▶ _Exercise goal_
Output the data word for word, dropping every image.

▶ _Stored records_

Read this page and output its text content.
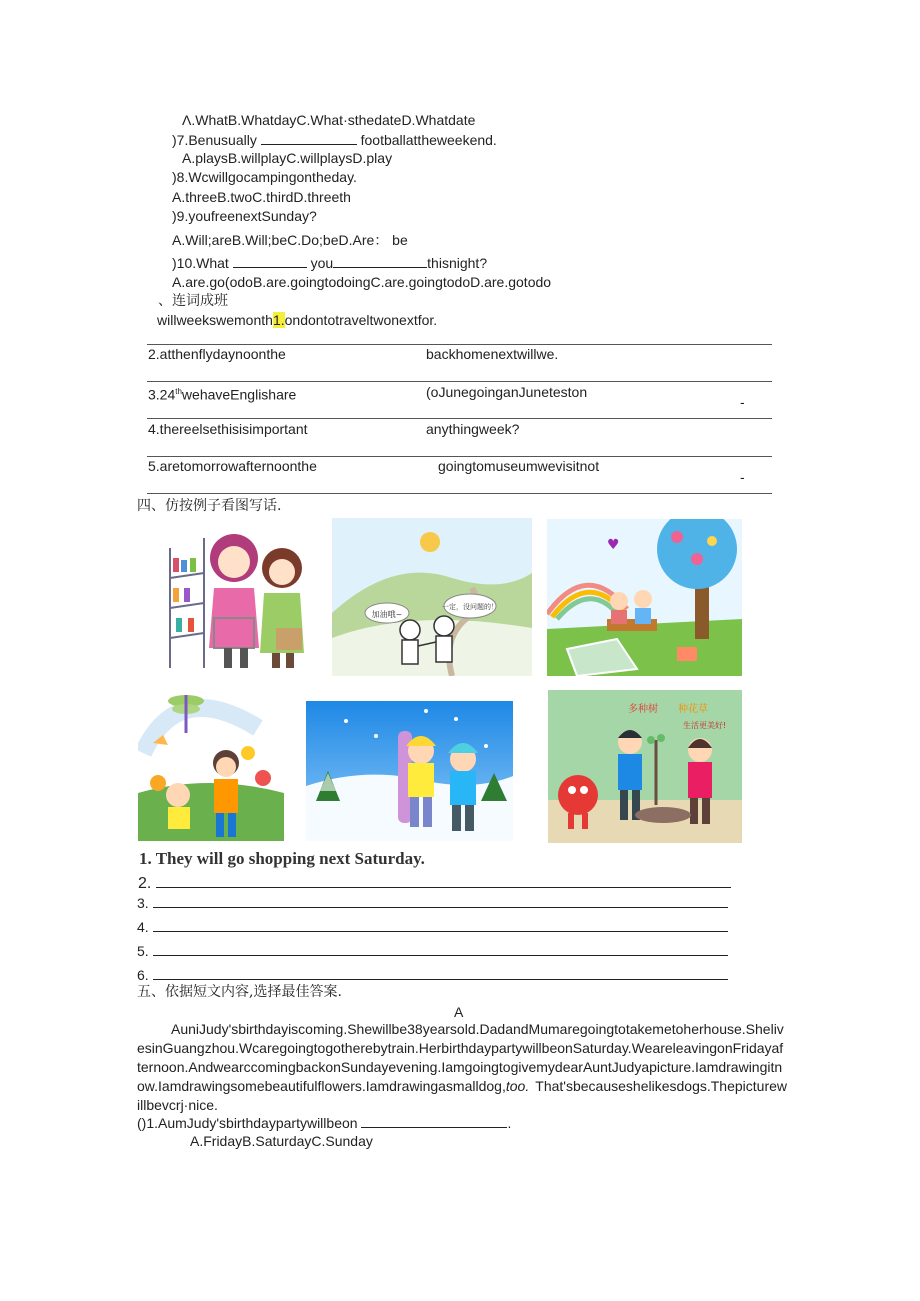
Λ.WhatB.WhatdayC.What·sthedateD.Whatdate
)7.Benusually	footballattheweekend.
A.playsB.willplayC.willplaysD.play
)8.Wcwillgocampingontheday.
A.threeB.twoC.thirdD.threeth
)9.youfreenextSunday?
A.Will;areB.Will;beC.Do;beD.Are： be
)10.What	you	thisnight?
A.are.go(odoB.are.goingtodoingC.are.goingtodoD.are.gotodo
、连词成班
willweekswemonth1.ondontotraveltwonextfor.
2.atthenflydaynoonthe	backhomenextwillwe.
3.24thwehaveEnglishare	(oJunegoinganJuneteston
-
4.thereelsethisisimportant	anythingweek?
5.aretomorrowafternoonthe	goingtomuseumwevisitnot
-
四、仿按例子看图写话.
加油哦~
一定，没问题的！
♥
多种树 种花草
生活更美好!
1. They will go shopping next Saturday.
2.
3.
4.
5.
6.
五、依据短文内容,选择最佳答案.
A
AuniJudy'sbirthdayiscoming.Shewillbe38yearsold.DadandMumaregoingtotakemetoherhouse.ShelivesinGuangzhou.Wcaregoingtogotherebytrain.HerbirthdaypartywillbeonSaturday.WeareleavingonFridayafternoon.AndwearccomingbackonSundayevening.IamgoingtogivemydearAuntJudyapicture.Iamdrawingitnow.Iamdrawingsomebeautifulflowers.Iamdrawingasmalldog,too. That'sbecauseshelikesdogs.Thepicturewillbevcrj·nice.
()1.AumJudy'sbirthdaypartywillbeon	.
A.FridayB.SaturdayC.Sunday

▶ _Result for this exercise_
Read this page and output its text content.
Λ.WhatB.WhatdayC.What·sthedateD.Whatdate
)7.Benusually	footballattheweekend.
A.playsB.willplayC.willplaysD.play
)8.Wcwillgocampingontheday.
A.threeB.twoC.thirdD.threeth
)9.youfreenextSunday?
A.Will;areB.Will;beC.Do;beD.Are： be
)10.What	you	thisnight?
A.are.go(odoB.are.goingtodoingC.are.goingtodoD.are.gotodo
、连词成班
willweekswemonth1.ondontotraveltwonextfor.
2.atthenflydaynoonthe	backhomenextwillwe.
3.24thwehaveEnglishare	(oJunegoinganJuneteston
-
4.thereelsethisisimportant	anythingweek?
5.aretomorrowafternoonthe	goingtomuseumwevisitnot
-
四、仿按例子看图写话.
加油哦~
一定，没问题的！
♥
多种树 种花草
生活更美好!
1. They will go shopping next Saturday.
2.
3.
4.
5.
6.
五、依据短文内容,选择最佳答案.
A
AuniJudy'sbirthdayiscoming.Shewillbe38yearsold.DadandMumaregoingtotakemetoherhouse.ShelivesinGuangzhou.Wcaregoingtogotherebytrain.HerbirthdaypartywillbeonSaturday.WeareleavingonFridayafternoon.AndwearccomingbackonSundayevening.IamgoingtogivemydearAuntJudyapicture.Iamdrawingitnow.Iamdrawingsomebeautifulflowers.Iamdrawingasmalldog,too. That'sbecauseshelikesdogs.Thepicturewillbevcrj·nice.
()1.AumJudy'sbirthdaypartywillbeon	.
A.FridayB.SaturdayC.Sunday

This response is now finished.